Copy each line with the word "from" in it.

**Data listing:**
# # # # #
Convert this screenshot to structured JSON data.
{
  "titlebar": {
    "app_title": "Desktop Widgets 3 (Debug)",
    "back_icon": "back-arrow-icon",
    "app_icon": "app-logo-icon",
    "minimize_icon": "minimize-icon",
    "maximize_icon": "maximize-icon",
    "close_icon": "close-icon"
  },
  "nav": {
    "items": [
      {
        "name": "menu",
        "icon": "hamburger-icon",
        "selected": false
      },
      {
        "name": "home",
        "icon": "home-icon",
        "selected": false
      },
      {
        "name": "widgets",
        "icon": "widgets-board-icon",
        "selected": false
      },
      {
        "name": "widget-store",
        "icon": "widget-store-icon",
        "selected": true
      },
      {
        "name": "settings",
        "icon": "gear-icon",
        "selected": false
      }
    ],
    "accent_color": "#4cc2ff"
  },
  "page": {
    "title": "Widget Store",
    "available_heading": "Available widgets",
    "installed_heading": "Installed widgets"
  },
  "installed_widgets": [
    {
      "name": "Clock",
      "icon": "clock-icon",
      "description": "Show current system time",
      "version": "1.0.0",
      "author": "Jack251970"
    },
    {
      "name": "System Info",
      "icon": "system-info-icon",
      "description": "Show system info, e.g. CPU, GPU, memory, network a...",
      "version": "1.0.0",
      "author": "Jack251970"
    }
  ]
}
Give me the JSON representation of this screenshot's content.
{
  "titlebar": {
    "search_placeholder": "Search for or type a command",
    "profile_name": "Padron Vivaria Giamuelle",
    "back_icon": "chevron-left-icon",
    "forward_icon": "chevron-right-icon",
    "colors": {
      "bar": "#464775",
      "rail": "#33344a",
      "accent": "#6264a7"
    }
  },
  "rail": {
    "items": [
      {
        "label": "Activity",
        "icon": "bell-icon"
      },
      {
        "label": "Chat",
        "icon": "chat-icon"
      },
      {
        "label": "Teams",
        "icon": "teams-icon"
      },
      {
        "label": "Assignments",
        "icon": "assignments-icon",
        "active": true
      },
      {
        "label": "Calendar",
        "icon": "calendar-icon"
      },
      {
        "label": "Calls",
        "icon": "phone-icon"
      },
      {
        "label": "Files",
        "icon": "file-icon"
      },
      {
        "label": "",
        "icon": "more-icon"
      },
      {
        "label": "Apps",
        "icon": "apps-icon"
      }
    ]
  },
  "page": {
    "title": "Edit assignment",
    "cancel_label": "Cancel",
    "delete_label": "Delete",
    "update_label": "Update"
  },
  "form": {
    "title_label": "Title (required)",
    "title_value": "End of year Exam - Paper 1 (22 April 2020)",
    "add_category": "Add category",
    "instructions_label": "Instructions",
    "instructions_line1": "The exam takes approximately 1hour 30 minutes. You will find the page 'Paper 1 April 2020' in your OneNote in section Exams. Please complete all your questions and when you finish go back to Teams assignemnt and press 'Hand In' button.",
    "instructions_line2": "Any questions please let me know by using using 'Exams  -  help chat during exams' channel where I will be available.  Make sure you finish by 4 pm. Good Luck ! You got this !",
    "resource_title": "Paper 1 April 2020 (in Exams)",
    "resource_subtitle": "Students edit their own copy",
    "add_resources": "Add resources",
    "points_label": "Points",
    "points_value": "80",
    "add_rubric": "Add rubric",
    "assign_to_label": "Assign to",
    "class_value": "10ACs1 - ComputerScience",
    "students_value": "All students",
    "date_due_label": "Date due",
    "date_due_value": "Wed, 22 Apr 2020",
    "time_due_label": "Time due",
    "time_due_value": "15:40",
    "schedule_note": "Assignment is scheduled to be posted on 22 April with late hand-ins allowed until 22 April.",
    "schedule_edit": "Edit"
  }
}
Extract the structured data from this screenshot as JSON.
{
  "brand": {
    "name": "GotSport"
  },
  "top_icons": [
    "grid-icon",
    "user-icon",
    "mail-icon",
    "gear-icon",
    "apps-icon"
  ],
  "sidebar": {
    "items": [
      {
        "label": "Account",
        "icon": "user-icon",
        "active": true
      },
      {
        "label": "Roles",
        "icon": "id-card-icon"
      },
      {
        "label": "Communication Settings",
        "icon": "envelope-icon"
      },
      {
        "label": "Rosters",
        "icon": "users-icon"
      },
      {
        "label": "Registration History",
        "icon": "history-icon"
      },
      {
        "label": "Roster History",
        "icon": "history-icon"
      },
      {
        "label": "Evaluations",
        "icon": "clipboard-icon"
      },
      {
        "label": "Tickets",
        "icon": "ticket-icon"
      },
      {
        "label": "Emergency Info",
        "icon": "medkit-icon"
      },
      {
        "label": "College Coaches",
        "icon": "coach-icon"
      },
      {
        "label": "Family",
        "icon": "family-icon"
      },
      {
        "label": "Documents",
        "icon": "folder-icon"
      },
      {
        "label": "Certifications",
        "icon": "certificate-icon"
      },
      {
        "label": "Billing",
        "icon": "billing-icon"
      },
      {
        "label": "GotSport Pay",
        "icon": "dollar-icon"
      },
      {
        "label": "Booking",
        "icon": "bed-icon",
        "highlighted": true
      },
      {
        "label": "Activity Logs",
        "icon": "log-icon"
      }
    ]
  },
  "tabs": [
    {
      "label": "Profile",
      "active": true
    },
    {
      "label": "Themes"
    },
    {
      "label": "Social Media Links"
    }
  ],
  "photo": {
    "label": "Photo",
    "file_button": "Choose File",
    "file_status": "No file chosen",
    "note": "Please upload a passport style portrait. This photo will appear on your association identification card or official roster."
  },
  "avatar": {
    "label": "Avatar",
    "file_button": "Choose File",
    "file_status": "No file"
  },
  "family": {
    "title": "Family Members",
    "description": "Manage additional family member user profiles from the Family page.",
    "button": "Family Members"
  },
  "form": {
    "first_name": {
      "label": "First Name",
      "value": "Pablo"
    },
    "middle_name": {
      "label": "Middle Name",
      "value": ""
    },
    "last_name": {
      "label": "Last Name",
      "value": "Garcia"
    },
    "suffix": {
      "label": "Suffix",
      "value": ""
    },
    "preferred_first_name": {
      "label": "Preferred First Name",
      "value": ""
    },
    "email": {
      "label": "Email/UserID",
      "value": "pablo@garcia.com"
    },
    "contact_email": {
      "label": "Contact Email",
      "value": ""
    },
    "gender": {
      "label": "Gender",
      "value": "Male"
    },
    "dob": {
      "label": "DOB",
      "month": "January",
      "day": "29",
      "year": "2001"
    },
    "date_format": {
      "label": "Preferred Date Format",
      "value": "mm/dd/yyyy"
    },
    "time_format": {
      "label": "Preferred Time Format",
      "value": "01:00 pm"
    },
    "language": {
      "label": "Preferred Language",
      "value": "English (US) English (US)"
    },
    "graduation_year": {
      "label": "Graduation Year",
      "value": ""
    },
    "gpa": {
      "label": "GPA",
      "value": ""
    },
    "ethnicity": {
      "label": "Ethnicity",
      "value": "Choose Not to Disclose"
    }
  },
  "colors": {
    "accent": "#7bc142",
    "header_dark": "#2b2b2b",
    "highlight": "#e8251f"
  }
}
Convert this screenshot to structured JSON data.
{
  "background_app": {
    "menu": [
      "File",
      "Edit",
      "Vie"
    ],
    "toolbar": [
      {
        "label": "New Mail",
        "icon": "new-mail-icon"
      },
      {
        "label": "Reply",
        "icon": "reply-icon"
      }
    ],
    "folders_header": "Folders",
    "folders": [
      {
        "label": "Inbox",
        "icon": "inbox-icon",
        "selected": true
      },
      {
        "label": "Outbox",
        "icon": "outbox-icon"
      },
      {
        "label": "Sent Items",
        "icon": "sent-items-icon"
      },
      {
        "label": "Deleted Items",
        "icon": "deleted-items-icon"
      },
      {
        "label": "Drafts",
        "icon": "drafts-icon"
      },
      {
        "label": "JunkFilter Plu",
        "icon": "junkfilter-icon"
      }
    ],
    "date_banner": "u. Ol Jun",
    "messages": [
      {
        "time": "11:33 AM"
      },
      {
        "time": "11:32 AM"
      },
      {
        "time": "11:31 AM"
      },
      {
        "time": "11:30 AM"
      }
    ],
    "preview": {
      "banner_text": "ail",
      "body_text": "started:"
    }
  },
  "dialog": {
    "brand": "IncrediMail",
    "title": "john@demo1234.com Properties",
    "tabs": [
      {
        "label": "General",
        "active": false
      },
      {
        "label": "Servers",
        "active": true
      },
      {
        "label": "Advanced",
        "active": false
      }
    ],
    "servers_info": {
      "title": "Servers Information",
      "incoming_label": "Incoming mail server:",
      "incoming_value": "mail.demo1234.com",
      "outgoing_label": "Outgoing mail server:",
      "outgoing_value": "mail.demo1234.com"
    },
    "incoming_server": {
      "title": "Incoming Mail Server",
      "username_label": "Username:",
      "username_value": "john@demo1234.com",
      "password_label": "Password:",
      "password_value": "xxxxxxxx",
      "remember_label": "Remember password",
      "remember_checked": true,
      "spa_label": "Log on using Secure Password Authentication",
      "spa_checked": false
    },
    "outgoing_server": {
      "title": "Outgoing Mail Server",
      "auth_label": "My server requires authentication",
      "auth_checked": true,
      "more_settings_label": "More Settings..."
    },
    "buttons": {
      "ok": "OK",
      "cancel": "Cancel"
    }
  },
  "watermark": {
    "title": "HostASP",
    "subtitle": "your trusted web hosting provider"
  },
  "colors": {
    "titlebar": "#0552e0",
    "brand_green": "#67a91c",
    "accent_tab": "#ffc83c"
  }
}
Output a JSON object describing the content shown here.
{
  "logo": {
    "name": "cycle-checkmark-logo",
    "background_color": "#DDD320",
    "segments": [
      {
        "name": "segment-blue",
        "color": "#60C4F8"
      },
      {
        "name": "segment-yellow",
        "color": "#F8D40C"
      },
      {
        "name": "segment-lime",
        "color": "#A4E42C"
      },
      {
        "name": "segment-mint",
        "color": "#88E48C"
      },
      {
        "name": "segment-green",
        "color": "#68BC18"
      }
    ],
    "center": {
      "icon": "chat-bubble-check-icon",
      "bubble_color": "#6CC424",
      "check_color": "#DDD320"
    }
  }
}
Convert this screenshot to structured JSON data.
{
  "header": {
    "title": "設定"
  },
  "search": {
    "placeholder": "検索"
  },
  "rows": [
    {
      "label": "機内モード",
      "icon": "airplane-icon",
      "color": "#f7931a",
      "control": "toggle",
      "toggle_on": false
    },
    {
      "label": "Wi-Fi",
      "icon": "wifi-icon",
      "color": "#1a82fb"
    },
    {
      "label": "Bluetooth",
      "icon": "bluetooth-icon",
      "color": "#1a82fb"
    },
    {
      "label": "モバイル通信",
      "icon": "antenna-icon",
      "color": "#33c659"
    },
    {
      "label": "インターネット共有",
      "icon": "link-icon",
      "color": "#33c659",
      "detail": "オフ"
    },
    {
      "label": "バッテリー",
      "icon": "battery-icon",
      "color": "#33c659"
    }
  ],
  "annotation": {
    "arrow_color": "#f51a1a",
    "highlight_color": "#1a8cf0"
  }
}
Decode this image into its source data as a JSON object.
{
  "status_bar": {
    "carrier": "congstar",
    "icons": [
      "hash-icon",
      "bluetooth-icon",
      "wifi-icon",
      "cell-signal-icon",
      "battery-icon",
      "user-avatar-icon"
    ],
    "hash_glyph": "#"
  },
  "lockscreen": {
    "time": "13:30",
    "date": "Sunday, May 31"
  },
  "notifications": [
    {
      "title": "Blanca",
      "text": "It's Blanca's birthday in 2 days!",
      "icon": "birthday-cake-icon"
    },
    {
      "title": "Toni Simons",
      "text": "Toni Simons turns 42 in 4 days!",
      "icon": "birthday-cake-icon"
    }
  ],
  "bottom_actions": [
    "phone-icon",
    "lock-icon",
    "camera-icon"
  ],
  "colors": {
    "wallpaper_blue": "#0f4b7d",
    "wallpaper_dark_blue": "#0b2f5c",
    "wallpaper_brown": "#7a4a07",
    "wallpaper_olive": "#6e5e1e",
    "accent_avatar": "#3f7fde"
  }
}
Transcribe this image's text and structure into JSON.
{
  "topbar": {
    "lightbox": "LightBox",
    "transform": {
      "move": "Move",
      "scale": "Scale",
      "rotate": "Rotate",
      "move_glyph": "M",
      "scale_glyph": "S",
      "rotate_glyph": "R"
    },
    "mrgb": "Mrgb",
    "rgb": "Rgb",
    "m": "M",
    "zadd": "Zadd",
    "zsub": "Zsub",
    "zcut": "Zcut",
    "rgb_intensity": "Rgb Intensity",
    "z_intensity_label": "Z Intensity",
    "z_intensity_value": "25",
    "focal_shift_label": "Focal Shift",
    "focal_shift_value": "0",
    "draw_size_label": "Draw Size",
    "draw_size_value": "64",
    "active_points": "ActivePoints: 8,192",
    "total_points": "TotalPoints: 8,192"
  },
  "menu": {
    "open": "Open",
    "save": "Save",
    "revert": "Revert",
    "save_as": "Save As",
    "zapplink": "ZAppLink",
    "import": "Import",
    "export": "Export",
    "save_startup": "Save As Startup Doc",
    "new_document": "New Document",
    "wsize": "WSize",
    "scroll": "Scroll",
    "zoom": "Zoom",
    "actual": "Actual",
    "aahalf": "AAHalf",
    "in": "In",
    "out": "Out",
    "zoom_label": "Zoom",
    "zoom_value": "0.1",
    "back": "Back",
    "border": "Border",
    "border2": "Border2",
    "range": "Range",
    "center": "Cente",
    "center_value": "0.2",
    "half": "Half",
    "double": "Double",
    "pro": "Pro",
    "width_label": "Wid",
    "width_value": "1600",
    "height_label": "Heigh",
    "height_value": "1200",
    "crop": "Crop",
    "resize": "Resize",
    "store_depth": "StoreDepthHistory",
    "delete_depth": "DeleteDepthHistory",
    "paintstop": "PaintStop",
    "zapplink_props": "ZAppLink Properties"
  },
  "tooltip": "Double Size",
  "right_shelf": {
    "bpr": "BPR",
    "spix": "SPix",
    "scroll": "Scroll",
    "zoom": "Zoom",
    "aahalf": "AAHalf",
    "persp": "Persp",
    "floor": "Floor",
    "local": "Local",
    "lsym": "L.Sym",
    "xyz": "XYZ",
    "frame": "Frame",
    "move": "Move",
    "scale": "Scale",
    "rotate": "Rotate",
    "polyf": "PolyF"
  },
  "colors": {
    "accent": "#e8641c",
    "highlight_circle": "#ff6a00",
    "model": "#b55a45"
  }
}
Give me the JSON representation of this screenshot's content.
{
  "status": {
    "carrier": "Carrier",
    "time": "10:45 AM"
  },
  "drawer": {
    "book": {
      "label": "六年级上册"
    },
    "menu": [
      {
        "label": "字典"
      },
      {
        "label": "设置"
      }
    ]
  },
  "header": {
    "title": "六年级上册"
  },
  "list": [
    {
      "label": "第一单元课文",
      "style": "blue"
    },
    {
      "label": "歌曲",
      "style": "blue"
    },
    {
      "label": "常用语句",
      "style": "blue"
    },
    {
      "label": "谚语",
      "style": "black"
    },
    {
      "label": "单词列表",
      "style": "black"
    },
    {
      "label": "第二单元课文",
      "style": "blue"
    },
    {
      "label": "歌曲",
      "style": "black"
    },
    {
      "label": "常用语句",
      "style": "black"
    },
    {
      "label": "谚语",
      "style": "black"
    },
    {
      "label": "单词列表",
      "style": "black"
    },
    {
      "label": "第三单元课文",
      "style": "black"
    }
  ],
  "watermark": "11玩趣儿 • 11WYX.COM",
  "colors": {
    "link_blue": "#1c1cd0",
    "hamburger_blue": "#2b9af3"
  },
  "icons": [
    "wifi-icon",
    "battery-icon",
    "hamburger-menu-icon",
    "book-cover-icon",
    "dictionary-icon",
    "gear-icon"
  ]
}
# # # # #
**Exercise output:**
Extract the structured data from this screenshot as JSON.
    "description": "Manage additional family member user profiles from the Family page.",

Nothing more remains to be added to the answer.